Problem to work on:
Pull every line that holds the word "name" from the entries.

(Dataset items)
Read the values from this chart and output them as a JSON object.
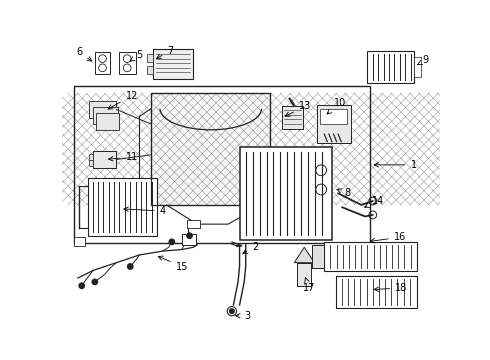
{
  "bg_color": "#ffffff",
  "line_color": "#222222",
  "fig_width": 4.9,
  "fig_height": 3.6,
  "dpi": 100
}
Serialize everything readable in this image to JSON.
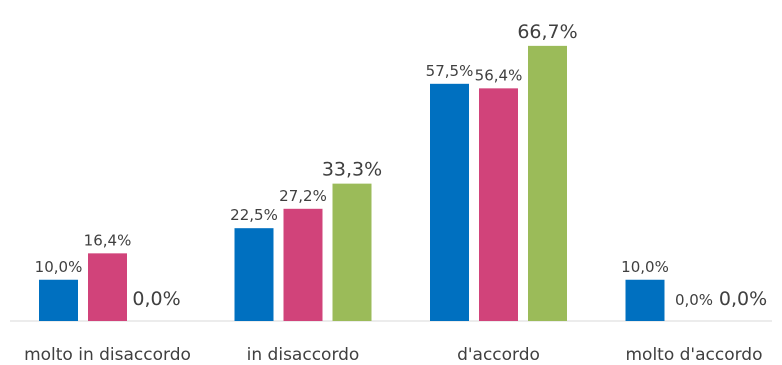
{
  "chart_data": {
    "type": "bar",
    "categories": [
      "molto in disaccordo",
      "in disaccordo",
      "d'accordo",
      "molto d'accordo"
    ],
    "series": [
      {
        "values": [
          10.0,
          22.5,
          57.5,
          10.0
        ],
        "labels": [
          "10,0%",
          "22,5%",
          "57,5%",
          "10,0%"
        ],
        "color": "#0070C0"
      },
      {
        "values": [
          16.4,
          27.2,
          56.4,
          0.0
        ],
        "labels": [
          "16,4%",
          "27,2%",
          "56,4%",
          "0,0%"
        ],
        "color": "#D1437A"
      },
      {
        "values": [
          0.0,
          33.3,
          66.7,
          0.0
        ],
        "labels": [
          "0,0%",
          "33,3%",
          "66,7%",
          "0,0%"
        ],
        "color": "#9BBB59"
      }
    ],
    "ylim": [
      0,
      80
    ],
    "grid": false,
    "axis_color": "#D9D9D9"
  }
}
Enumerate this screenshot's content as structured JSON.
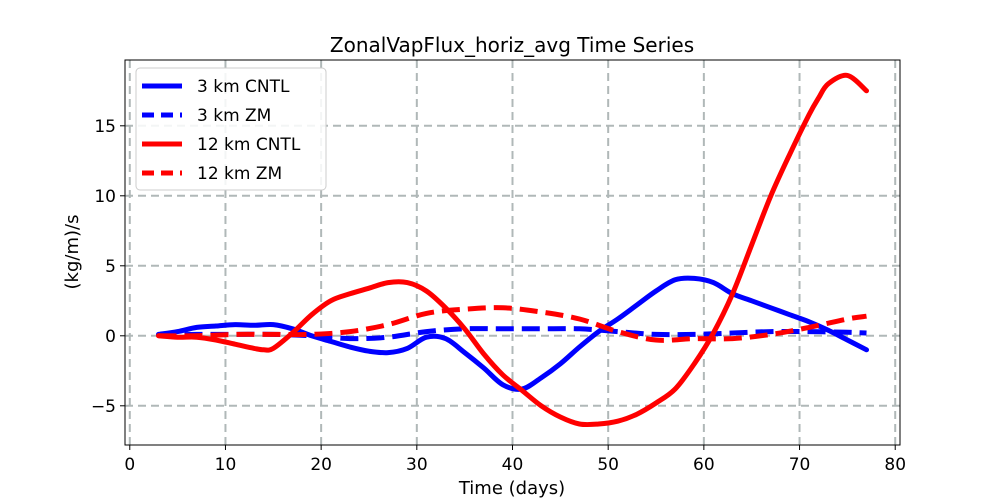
{
  "chart_data": {
    "type": "line",
    "title": "ZonalVapFlux_horiz_avg Time Series",
    "xlabel": "Time (days)",
    "ylabel": "(kg/m)/s",
    "xlim": [
      -0.5,
      80.5
    ],
    "ylim": [
      -7.8,
      19.7
    ],
    "xticks": [
      0,
      10,
      20,
      30,
      40,
      50,
      60,
      70,
      80
    ],
    "yticks": [
      -5,
      0,
      5,
      10,
      15
    ],
    "ytick_labels": [
      "−5",
      "0",
      "5",
      "10",
      "15"
    ],
    "grid": true,
    "legend_position": "top-left",
    "series": [
      {
        "name": "3 km CNTL",
        "color": "#0000ff",
        "style": "solid",
        "x": [
          3,
          5,
          7,
          9,
          11,
          13,
          15,
          17,
          19,
          21,
          23,
          25,
          27,
          29,
          31,
          33,
          35,
          37,
          39,
          41,
          43,
          45,
          47,
          49,
          51,
          53,
          55,
          57,
          59,
          61,
          63,
          65,
          67,
          69,
          71,
          73,
          75,
          77
        ],
        "y": [
          0.1,
          0.3,
          0.6,
          0.7,
          0.8,
          0.75,
          0.8,
          0.5,
          0.0,
          -0.4,
          -0.8,
          -1.1,
          -1.2,
          -0.9,
          -0.1,
          -0.2,
          -1.2,
          -2.3,
          -3.5,
          -3.8,
          -3.0,
          -2.0,
          -0.8,
          0.3,
          1.2,
          2.2,
          3.2,
          4.0,
          4.1,
          3.8,
          3.0,
          2.5,
          2.0,
          1.5,
          1.0,
          0.4,
          -0.3,
          -1.0
        ]
      },
      {
        "name": "3 km ZM",
        "color": "#0000ff",
        "style": "dashed",
        "x": [
          3,
          7,
          11,
          15,
          19,
          23,
          27,
          31,
          35,
          39,
          43,
          47,
          51,
          55,
          59,
          63,
          67,
          71,
          75,
          77
        ],
        "y": [
          0.05,
          0.1,
          0.1,
          0.1,
          0.0,
          -0.2,
          -0.1,
          0.3,
          0.5,
          0.5,
          0.5,
          0.5,
          0.3,
          0.1,
          0.1,
          0.2,
          0.3,
          0.3,
          0.25,
          0.2
        ]
      },
      {
        "name": "12 km CNTL",
        "color": "#ff0000",
        "style": "solid",
        "x": [
          3,
          5,
          7,
          9,
          11,
          13,
          14,
          15,
          17,
          19,
          21,
          23,
          25,
          27,
          29,
          31,
          33,
          35,
          37,
          39,
          41,
          43,
          45,
          47,
          49,
          51,
          53,
          55,
          57,
          59,
          61,
          63,
          65,
          67,
          69,
          71,
          72,
          73,
          75,
          77
        ],
        "y": [
          0.0,
          -0.1,
          -0.1,
          -0.3,
          -0.6,
          -0.9,
          -1.0,
          -0.9,
          0.2,
          1.5,
          2.5,
          3.0,
          3.4,
          3.8,
          3.8,
          3.2,
          2.0,
          0.5,
          -1.3,
          -2.8,
          -3.9,
          -5.0,
          -5.8,
          -6.3,
          -6.3,
          -6.1,
          -5.6,
          -4.8,
          -3.8,
          -2.0,
          0.2,
          3.0,
          6.5,
          10.0,
          13.0,
          15.8,
          17.0,
          18.0,
          18.6,
          17.5
        ]
      },
      {
        "name": "12 km ZM",
        "color": "#ff0000",
        "style": "dashed",
        "x": [
          3,
          7,
          11,
          15,
          19,
          23,
          27,
          31,
          35,
          39,
          43,
          47,
          51,
          55,
          59,
          63,
          67,
          71,
          75,
          77
        ],
        "y": [
          0.0,
          0.0,
          0.1,
          0.1,
          0.1,
          0.3,
          0.8,
          1.6,
          1.9,
          2.0,
          1.7,
          1.2,
          0.3,
          -0.3,
          -0.2,
          -0.2,
          0.1,
          0.6,
          1.2,
          1.4
        ]
      }
    ]
  }
}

Solution to this exercise:
        "name": "3 km CNTL",
        "name": "3 km ZM",
        "name": "12 km CNTL",
        "name": "12 km ZM",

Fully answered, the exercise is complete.